Text section:
[Start of section]

Documentation
Concepts

Compaction

Automatic conversation context management using provider-native compaction APIs. Keeps long-running conversations coherent without exceeding context limits.

Compaction automatically summarizes older conversation history when approaching a model's context window limit. This allows agents to handle arbitrarily long conversations without losing important context.

How Compaction Works

Turn N: Conversation grows past token thresholdProvider generates a summary of older messagesSummary replaces the old messages in context
Turn N+1: Agent sees summary + recent messages (reduced token count)

Compaction is provider-native — it uses each LLM provider's built-in mechanisms rather than a custom summarization layer:

ProviderMechanismHow It Works
Anthropic (Claude)Server-side compact_20260112 betaThe API automatically summarizes when input tokens exceed a configurable trigger threshold. Returns a compaction block that replaces older messages.
OpenAI (GPT)Summary-based fallbackAfter a turn exceeds the threshold, a separate gpt-5.4-nano call generates a conversation summary. The summary is injected as a system message on subsequent turns.

Configuration

Compaction is configured per-agent via the API or dashboard:

SettingDefaultDescription
enabledfalseTurn compaction on/off
anthropicTriggerTokens150000Token threshold for Anthropic compaction (min: 50,000)
anthropicInstructionsnullCustom summarization prompt (e.g., "preserve all code blocks")
anthropicPauseAfterfalsePause after compaction for custom content insertion
openaiCompactThreshold100000Token threshold for OpenAI summary generation (min: 1,000)

API

# Get compaction config
GET /api/agents/{agentId}/compaction

# Update compaction config
PUT /api/agents/{agentId}/compaction
{
  "enabled": true,
  "anthropicTriggerTokens": 100000,
  "openaiCompactThreshold": 75000
}

SDK

// Read config
const config = await client.getCompactionConfig(agentId);

// Enable compaction
await client.updateCompactionConfig(agentId, {
  enabled: true,
  anthropicTriggerTokens: 100000,
});

State Persistence

Compaction state is stored per-thread in thread_compaction_state:

FieldDescription
providerWhich provider performed the compaction (anthropic or openai)
compaction_summaryThe generated summary text
compacted_atWhen compaction last occurred
compaction_countHow many times this thread has been compacted
pre_compaction_tokensInput tokens before compaction
post_compaction_tokensInput tokens after compaction

The summary is also written to threads.summary for backward compatibility with agents that don't use compaction.

Compaction vs Memory

CompactionMemory
PurposeReduce context window usageStore discrete retrievable facts
ScopePer-thread conversation historyPer-agent, per-thread, or per-resource
TriggerToken threshold exceededAuto-extraction or explicit tool call
RetrievalAutomatically prepended to messagesSemantic search injection
PersistenceReplaces old messages with summaryStored indefinitely in memories table

These systems are complementary: compaction keeps the context window manageable, while memory provides long-term recall of specific facts across threads.

[End of section]

Page segmentation data:

[Start of section]

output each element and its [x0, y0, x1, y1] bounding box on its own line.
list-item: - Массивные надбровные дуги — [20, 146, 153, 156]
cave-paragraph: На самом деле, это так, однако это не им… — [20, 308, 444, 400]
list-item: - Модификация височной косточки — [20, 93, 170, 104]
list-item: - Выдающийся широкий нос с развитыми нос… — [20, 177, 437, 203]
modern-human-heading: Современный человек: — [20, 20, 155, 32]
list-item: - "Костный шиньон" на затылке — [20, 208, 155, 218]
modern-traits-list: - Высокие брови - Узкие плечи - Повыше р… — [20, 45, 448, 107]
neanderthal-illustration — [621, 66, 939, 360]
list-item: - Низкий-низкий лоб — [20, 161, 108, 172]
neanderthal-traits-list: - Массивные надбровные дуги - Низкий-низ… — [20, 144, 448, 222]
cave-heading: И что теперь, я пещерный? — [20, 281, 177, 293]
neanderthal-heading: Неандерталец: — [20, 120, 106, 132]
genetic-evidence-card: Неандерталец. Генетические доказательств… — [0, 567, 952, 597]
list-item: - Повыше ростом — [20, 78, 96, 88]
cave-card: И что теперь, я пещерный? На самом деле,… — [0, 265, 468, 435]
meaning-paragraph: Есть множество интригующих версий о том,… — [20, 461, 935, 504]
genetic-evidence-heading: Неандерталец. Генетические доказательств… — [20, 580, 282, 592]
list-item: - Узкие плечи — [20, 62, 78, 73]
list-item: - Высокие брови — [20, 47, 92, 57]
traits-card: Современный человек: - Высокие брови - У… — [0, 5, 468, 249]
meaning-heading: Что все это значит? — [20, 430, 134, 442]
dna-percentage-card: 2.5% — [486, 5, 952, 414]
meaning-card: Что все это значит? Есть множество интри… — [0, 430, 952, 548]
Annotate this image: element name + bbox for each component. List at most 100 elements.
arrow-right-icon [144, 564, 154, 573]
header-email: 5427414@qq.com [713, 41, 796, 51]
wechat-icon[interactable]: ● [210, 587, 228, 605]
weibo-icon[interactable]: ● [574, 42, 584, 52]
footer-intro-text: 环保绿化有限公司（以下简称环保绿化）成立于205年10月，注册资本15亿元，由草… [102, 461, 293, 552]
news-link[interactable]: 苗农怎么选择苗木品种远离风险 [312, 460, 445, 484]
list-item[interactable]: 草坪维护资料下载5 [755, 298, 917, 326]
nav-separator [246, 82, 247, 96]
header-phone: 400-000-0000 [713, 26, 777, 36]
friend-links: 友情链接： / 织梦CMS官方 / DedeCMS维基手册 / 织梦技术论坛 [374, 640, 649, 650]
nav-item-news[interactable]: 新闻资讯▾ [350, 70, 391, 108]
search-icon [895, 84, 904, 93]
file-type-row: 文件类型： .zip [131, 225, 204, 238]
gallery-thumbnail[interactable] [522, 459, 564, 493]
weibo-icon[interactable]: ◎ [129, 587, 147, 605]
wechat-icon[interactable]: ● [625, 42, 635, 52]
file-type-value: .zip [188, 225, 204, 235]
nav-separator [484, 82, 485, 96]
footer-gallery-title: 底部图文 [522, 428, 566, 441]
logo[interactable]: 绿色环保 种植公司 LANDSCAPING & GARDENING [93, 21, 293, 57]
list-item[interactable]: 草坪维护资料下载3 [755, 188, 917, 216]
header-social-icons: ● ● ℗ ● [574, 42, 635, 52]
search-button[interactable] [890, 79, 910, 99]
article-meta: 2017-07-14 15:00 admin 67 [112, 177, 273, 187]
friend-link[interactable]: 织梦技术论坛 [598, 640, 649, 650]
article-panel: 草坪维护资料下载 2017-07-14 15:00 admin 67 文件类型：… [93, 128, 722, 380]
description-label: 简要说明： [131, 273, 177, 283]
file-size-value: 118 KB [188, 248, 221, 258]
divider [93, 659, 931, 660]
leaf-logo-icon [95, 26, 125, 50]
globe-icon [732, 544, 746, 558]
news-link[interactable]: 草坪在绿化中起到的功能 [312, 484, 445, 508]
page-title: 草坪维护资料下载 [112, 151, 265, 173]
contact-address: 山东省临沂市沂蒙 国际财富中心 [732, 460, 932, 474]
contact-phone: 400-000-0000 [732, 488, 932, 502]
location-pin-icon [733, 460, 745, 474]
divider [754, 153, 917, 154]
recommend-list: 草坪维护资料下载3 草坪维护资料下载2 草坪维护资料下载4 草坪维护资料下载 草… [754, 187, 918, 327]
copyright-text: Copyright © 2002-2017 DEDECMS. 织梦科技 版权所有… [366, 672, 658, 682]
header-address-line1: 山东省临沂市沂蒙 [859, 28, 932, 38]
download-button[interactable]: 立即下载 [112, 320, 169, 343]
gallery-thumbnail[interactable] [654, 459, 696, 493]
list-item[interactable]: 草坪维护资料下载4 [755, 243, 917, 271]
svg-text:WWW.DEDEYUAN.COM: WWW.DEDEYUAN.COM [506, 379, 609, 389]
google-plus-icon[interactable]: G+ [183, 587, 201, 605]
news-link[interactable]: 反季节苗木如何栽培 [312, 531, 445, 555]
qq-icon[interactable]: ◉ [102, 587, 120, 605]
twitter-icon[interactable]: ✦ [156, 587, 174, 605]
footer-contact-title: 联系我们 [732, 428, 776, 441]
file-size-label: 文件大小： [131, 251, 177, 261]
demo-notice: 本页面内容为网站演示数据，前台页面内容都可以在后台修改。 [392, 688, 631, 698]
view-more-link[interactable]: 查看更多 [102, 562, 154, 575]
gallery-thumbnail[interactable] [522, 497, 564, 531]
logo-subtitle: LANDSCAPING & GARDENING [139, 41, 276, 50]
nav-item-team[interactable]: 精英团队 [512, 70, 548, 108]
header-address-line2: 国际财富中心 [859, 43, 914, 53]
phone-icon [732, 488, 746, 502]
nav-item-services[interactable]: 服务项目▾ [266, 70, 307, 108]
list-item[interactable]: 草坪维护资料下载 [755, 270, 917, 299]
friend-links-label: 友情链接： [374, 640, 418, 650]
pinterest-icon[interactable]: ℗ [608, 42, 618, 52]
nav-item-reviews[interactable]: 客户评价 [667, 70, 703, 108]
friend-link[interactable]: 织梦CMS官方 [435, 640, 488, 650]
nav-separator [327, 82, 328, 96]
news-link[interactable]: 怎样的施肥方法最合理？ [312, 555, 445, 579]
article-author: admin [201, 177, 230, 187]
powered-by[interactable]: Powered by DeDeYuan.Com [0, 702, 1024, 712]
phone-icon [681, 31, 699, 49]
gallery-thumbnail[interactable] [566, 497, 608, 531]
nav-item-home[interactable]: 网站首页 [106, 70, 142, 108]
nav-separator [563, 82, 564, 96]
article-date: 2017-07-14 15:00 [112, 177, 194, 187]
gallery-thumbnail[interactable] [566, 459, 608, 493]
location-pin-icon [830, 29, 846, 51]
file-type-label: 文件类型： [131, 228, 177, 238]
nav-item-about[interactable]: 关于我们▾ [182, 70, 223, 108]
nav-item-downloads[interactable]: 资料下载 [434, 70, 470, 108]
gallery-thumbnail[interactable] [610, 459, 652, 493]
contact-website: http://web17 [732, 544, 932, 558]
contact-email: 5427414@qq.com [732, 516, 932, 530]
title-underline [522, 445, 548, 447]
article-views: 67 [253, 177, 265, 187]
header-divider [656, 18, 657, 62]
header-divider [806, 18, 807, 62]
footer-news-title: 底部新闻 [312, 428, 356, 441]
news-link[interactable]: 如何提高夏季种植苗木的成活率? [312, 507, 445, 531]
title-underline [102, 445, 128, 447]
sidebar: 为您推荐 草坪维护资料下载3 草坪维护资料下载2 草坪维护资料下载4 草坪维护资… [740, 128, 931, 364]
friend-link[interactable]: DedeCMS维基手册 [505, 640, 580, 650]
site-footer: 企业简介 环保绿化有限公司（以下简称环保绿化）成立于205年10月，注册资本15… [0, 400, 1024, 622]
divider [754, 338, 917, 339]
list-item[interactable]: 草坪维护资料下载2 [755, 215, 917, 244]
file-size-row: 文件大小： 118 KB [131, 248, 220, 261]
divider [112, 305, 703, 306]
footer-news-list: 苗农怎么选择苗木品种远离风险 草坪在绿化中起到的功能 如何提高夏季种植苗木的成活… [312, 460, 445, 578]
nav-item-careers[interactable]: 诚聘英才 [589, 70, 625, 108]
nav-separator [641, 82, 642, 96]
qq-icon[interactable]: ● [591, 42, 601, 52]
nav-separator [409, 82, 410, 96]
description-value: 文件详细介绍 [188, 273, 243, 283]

[End of section]

Actions to take:
a. Using the compaction documentation, answer these:
(i) How is compaction configured?
(ii) Where is compaction state stored per-thread?
(iii) To what other location is the summary written for backward compatibility?
b. Quote the compaction documentation from "How Compaction Works" to "replaces older messages.".

Activity answers:
a.
(i) Per-agent, via the API or dashboard.
(ii) In thread_compaction_state.
(iii) To threads.summary.

b.
How Compaction Works

Turn N: Conversation grows past token thresholdProvider generates a summary of older messagesSummary replaces the old messages in context
Turn N+1: Agent sees summary + recent messages (reduced token count)

Compaction is provider-native — it uses each LLM provider's built-in mechanisms rather than a custom summarization layer:

ProviderMechanismHow It Works
Anthropic (Claude)Server-side compact_20260112 betaThe API automatically summarizes when input tokens exceed a configurable trigger threshold. Returns a compaction block that replaces older messages.